Work to do ->
**A.** Name the local banks that the article on LNG import financing says Petrobangla shortlisted.
**B.** Copy the passage on LNG import financing from the words "In addition, the" through the words "SPAs and MSPAs.", swapping "credit line" for "financing facility".

Article ->
□ □ □ □ □

Following a competitive tender, Petrobangla shortlisted three foreign banks - Germany's Deutsche Bank, the Development Bank of Singapore, and Standard Chartered - and five local banks - Prime Bank PLC, Eastern Bank PLC, Dutch-Bangla Bank, the City Bank PLC, and BRAC Bank PLC - to provide financial support for LNG imports starting in 2026.

"These banks and financial institutions were selected from among 31 banks and 11 consortiums that submitted bids," said AKM Mizanur Rahman, director (finance) of Petrobangla, speaking to The Financial Express on Saturday.

The selected banks will form a consortium to provide Petrobangla with a stand-by letter of credit (SBLC) worth US$200 million, valid for up to 12 months, in favour of long-term LNG suppliers under existing sales and purchase agreements (SPAs).

They will also offer an additional SBLC worth $50 million, valid for up to 90 days, for spot LNG suppliers under master sales and purchase agreements (MSPAs).

In addition, the banks will provide a $100 million credit line in the form of short-term loans with up to a 12-month tenor to help Petrobangla meet payment obligations for specific LNG cargoes under the SPAs and MSPAs.

Petrobangla officials said negotiations are in the final stages before signing the agreements. This financing arrangement comes after the World Bank's board of executive directors approved $350 million in late June under its Energy Sector Security Enhancement Project.

The project aims to improve Bangladesh's gas supply security by facilitating access to affordable financing for LNG imports.

The project will use an International Development Association (IDA) guarantee to mobilise up to $2.1 billion in private capital over the next seven years to support LNG imports.

The IDA, the World Bank's soft-lending arm, will guarantee Petrobangla's repayment obligations to the banks for loans and SBLC draws, covering up to $350 million in principal and accrued interest. However, the guarantee will not cover penalties, default interest, or similar charges.

This marks the first time the World Bank has extended assistance to Bangladesh through a guarantee facility specifically for LNG imports. The multilateral lender typically provides development project loans and budgetary support to the country.

□ □ □ □ □

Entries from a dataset
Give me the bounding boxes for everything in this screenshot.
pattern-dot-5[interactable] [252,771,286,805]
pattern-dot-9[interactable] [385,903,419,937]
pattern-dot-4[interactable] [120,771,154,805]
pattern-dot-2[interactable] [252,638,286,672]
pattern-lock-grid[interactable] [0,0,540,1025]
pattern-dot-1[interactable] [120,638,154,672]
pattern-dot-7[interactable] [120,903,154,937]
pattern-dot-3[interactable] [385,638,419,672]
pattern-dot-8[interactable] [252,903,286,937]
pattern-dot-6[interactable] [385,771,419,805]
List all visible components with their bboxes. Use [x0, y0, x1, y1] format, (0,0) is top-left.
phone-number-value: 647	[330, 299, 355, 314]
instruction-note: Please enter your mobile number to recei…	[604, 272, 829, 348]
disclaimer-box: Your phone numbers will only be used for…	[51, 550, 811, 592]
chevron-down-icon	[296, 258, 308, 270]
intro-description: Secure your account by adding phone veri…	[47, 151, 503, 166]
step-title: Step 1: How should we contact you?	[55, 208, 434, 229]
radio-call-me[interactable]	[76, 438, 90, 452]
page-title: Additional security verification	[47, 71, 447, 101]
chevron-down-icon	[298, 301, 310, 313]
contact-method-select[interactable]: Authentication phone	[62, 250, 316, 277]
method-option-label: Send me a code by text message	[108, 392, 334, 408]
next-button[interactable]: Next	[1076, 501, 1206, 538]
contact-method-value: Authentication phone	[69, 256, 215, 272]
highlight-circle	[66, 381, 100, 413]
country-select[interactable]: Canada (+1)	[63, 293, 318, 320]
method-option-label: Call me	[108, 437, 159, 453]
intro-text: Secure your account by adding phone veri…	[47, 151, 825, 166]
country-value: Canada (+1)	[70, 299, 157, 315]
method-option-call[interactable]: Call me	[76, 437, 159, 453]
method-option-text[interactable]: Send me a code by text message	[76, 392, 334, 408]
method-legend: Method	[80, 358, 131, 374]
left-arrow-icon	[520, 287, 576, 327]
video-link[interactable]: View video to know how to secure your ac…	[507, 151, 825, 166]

□ □ □ □ □

Solutions to the tasks ->
**A.** Prime Bank PLC, Eastern Bank PLC, Dutch-Bangla Bank, the City Bank PLC, BRAC Bank PLC

**B.**
In addition, the banks will provide a $100 million financing facility in the form of short-term loans with up to a 12-month tenor to help Petrobangla meet payment obligations for specific LNG cargoes under the SPAs and MSPAs.